- _WORK TO DO_
Every line of the material is to be quoted verbatim, minus the pictures.

- _SUPPLIED MATERIAL_
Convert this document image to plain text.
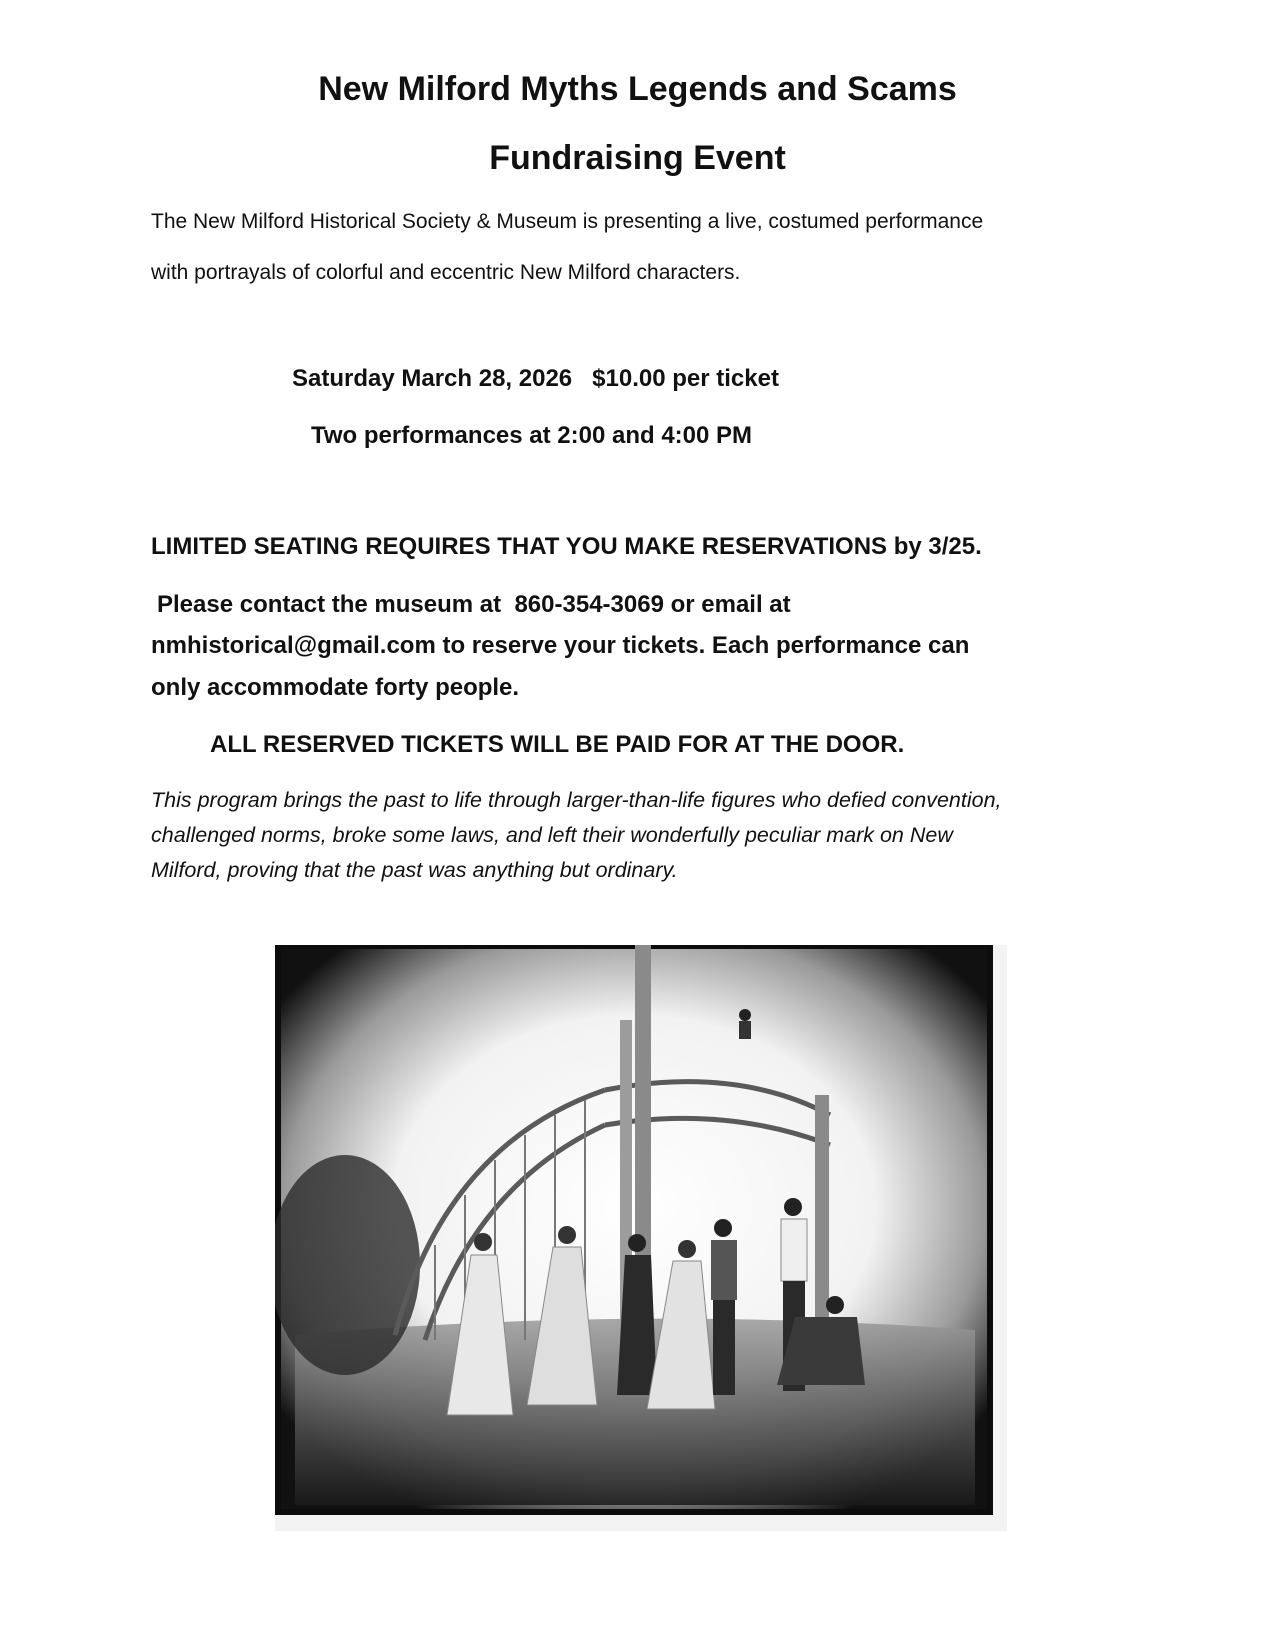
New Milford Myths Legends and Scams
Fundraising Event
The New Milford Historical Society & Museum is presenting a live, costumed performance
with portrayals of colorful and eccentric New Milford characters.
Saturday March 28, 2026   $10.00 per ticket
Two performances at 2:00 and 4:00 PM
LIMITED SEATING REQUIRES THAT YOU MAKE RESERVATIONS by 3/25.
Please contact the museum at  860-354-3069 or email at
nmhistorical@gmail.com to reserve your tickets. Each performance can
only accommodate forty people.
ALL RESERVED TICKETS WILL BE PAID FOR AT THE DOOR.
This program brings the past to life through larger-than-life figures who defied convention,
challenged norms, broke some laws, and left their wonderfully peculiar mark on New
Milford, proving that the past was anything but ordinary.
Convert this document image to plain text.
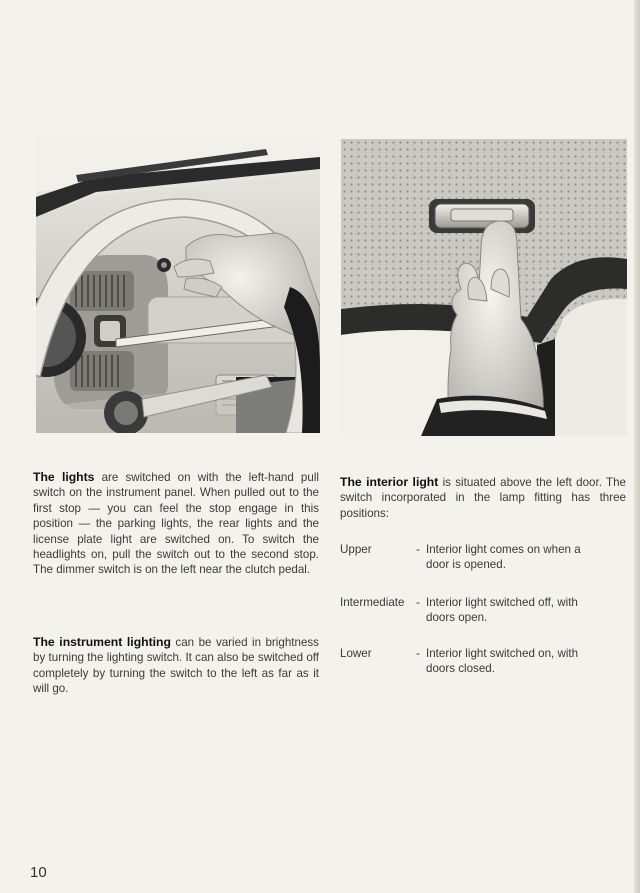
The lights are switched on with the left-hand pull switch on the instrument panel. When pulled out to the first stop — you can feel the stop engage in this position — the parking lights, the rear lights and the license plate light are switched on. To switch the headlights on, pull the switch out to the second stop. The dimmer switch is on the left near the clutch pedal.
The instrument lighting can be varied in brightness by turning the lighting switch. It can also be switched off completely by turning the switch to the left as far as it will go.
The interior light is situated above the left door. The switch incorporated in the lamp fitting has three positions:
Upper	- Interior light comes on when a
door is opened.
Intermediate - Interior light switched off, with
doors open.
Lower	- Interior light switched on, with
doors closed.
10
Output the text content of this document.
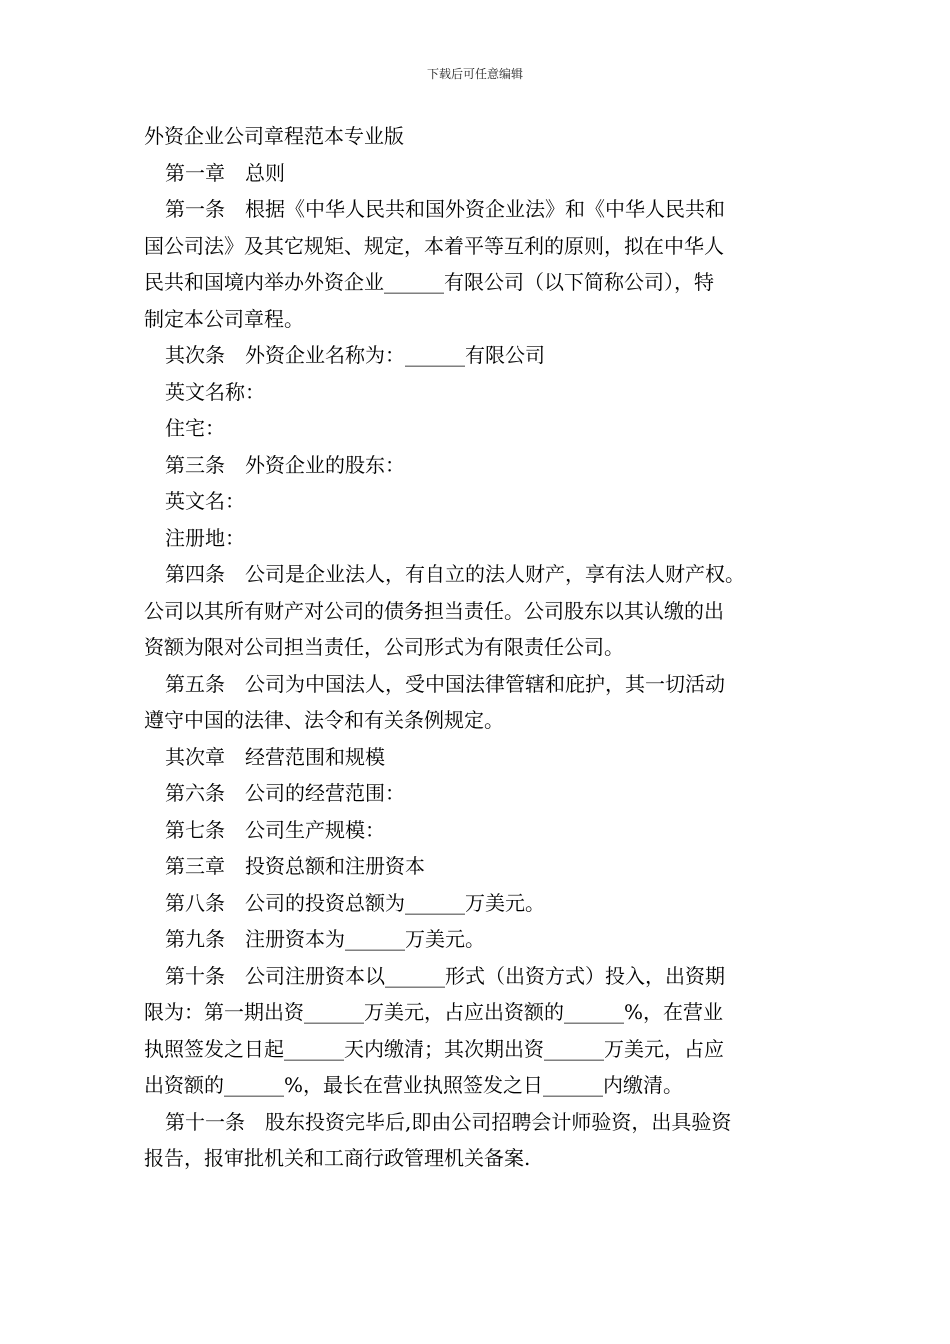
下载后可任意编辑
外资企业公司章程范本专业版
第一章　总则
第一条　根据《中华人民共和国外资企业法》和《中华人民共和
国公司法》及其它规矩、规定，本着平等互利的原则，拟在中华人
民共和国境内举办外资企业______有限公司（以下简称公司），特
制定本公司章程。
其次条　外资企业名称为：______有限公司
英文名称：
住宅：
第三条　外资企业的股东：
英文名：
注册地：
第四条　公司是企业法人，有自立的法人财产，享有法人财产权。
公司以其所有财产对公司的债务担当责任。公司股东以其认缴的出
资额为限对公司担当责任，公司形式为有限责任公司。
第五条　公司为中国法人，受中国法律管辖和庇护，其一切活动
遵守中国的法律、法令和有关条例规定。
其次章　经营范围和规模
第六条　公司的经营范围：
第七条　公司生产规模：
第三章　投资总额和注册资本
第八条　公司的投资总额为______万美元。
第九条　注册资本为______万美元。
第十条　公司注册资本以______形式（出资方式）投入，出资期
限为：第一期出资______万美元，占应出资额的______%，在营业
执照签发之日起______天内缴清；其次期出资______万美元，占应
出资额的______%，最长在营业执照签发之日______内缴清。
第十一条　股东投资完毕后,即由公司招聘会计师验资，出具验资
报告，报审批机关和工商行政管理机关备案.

- _EXPECTED ANSWER_
Convert this document image to plain text.
New Milford Myths Legends and Scams
Fundraising Event
The New Milford Historical Society & Museum is presenting a live, costumed performance
with portrayals of colorful and eccentric New Milford characters.
Saturday March 28, 2026   $10.00 per ticket
Two performances at 2:00 and 4:00 PM
LIMITED SEATING REQUIRES THAT YOU MAKE RESERVATIONS by 3/25.
Please contact the museum at  860-354-3069 or email at
nmhistorical@gmail.com to reserve your tickets. Each performance can
only accommodate forty people.
ALL RESERVED TICKETS WILL BE PAID FOR AT THE DOOR.
This program brings the past to life through larger-than-life figures who defied convention,
challenged norms, broke some laws, and left their wonderfully peculiar mark on New
Milford, proving that the past was anything but ordinary.
Convert this document image to plain text.
The lights are switched on with the left-hand pull switch on the instrument panel. When pulled out to the first stop — you can feel the stop engage in this position — the parking lights, the rear lights and the license plate light are switched on. To switch the headlights on, pull the switch out to the second stop. The dimmer switch is on the left near the clutch pedal.
The instrument lighting can be varied in brightness by turning the lighting switch. It can also be switched off completely by turning the switch to the left as far as it will go.
The interior light is situated above the left door. The switch incorporated in the lamp fitting has three positions:
Upper	- Interior light comes on when a
door is opened.
Intermediate - Interior light switched off, with
doors open.
Lower	- Interior light switched on, with
doors closed.
10
Output the text content of this document.
下载后可任意编辑
外资企业公司章程范本专业版
第一章　总则
第一条　根据《中华人民共和国外资企业法》和《中华人民共和
国公司法》及其它规矩、规定，本着平等互利的原则，拟在中华人
民共和国境内举办外资企业______有限公司（以下简称公司），特
制定本公司章程。
其次条　外资企业名称为：______有限公司
英文名称：
住宅：
第三条　外资企业的股东：
英文名：
注册地：
第四条　公司是企业法人，有自立的法人财产，享有法人财产权。
公司以其所有财产对公司的债务担当责任。公司股东以其认缴的出
资额为限对公司担当责任，公司形式为有限责任公司。
第五条　公司为中国法人，受中国法律管辖和庇护，其一切活动
遵守中国的法律、法令和有关条例规定。
其次章　经营范围和规模
第六条　公司的经营范围：
第七条　公司生产规模：
第三章　投资总额和注册资本
第八条　公司的投资总额为______万美元。
第九条　注册资本为______万美元。
第十条　公司注册资本以______形式（出资方式）投入，出资期
限为：第一期出资______万美元，占应出资额的______%，在营业
执照签发之日起______天内缴清；其次期出资______万美元，占应
出资额的______%，最长在营业执照签发之日______内缴清。
第十一条　股东投资完毕后,即由公司招聘会计师验资，出具验资
报告，报审批机关和工商行政管理机关备案.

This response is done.